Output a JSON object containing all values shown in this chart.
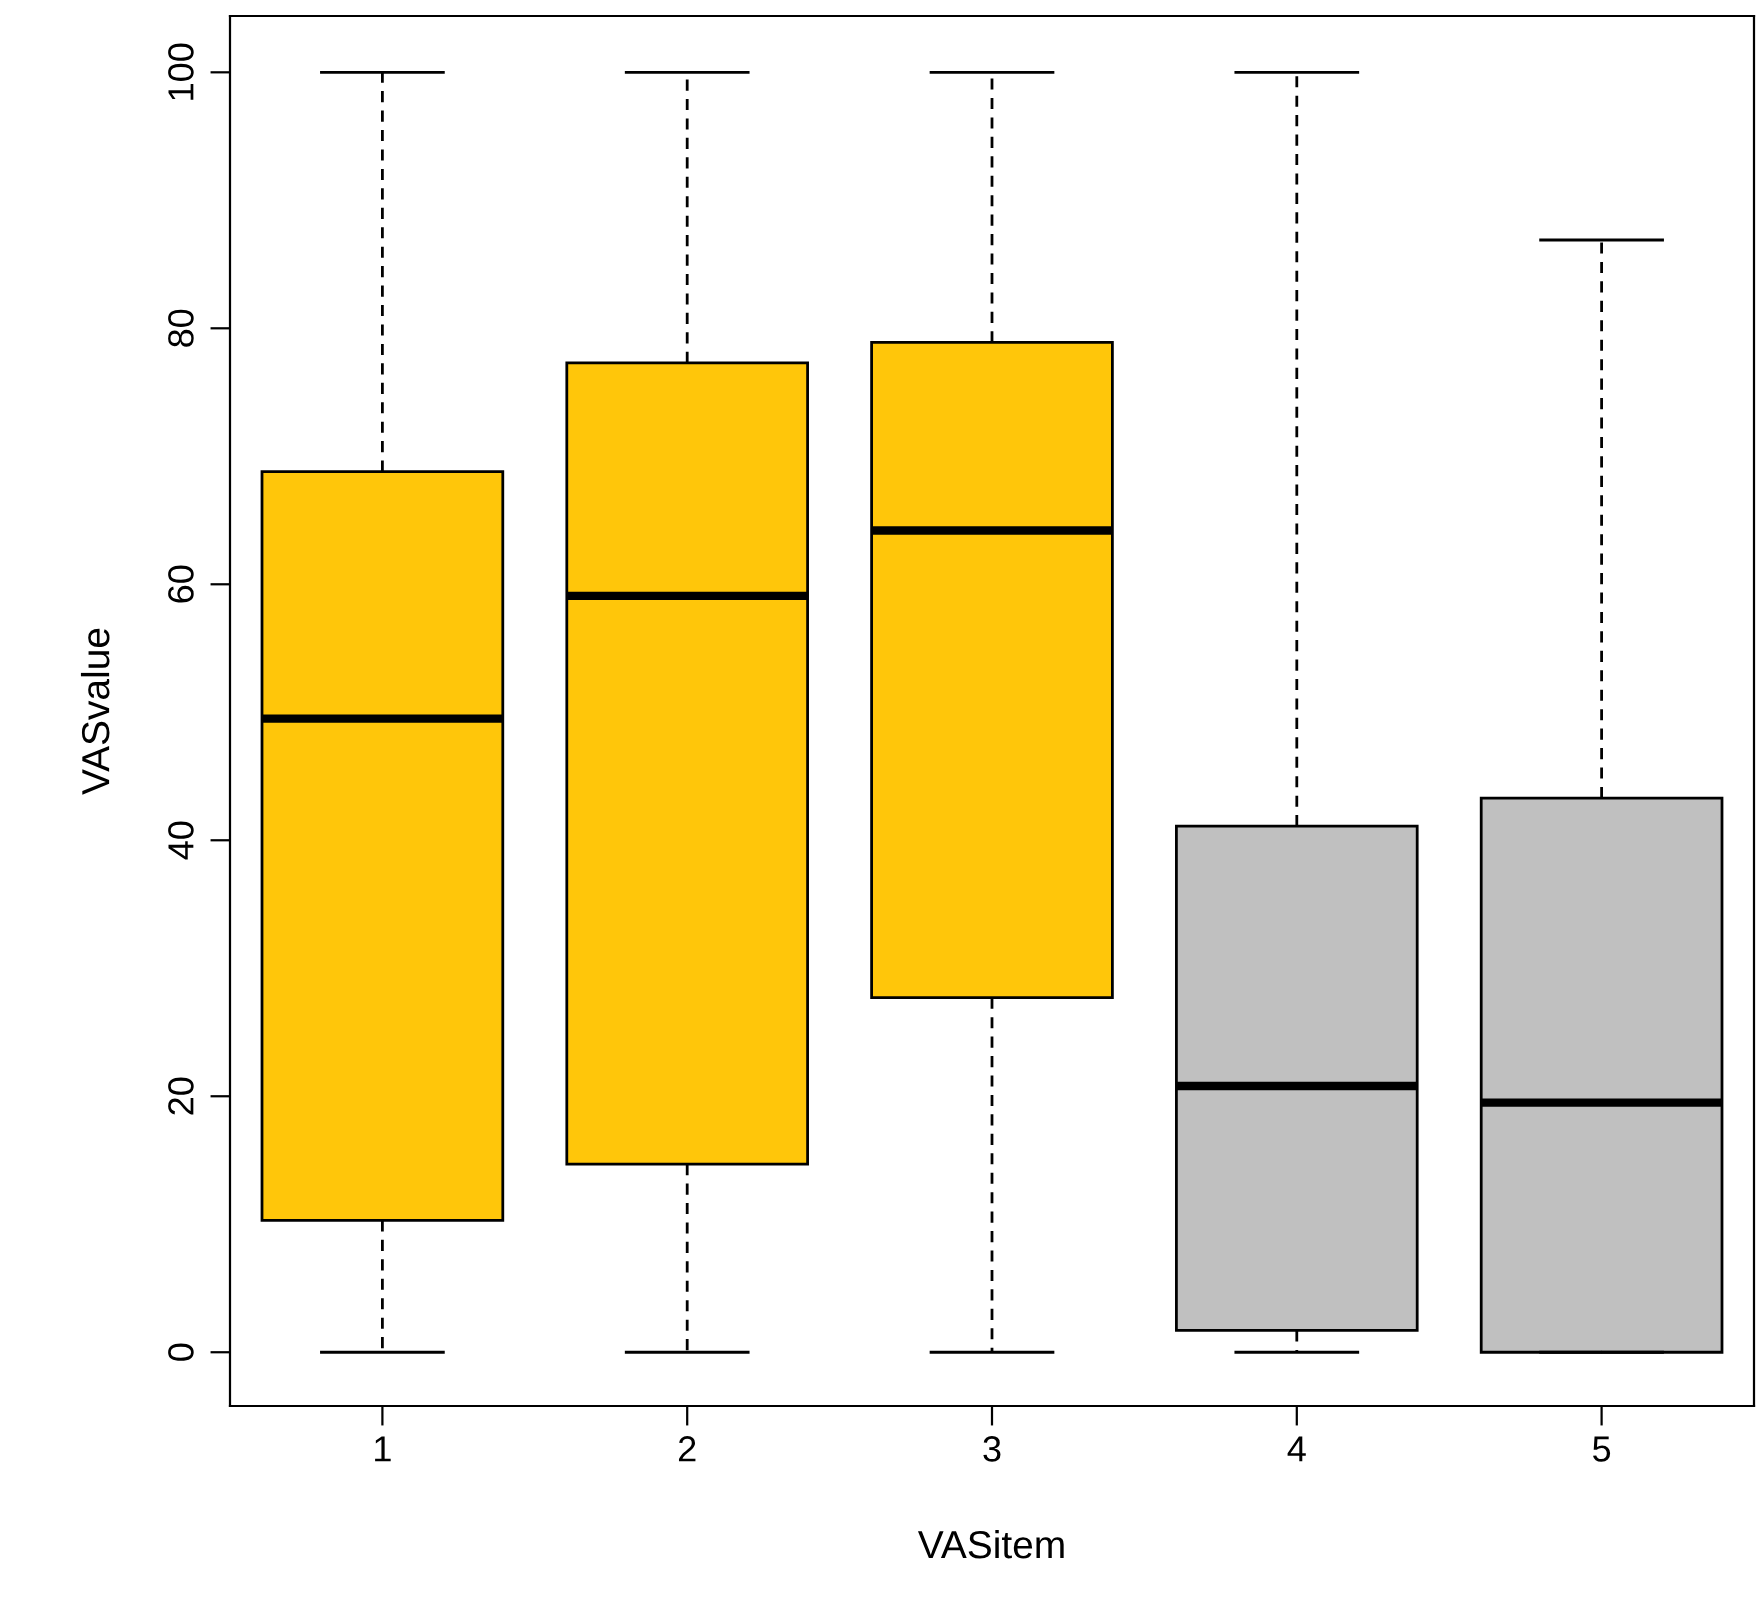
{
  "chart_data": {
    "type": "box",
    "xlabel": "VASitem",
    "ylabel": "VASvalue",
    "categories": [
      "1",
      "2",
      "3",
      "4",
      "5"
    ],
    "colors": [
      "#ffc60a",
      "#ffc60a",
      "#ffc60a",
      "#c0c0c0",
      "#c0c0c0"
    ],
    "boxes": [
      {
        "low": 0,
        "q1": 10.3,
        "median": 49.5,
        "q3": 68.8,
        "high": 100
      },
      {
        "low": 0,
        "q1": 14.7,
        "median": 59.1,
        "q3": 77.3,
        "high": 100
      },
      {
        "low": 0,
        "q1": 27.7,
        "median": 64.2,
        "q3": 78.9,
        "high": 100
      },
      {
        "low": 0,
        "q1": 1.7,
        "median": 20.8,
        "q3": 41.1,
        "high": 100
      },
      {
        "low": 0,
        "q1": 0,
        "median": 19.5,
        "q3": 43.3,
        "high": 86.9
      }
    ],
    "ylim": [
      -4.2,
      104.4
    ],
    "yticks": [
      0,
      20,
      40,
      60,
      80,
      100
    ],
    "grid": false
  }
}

+++++

Whenever "median" turns up in a line, pick that line out.

        "median": 49.5,
        "median": 59.1,
        "median": 64.2,
        "median": 20.8,
        "median": 19.5,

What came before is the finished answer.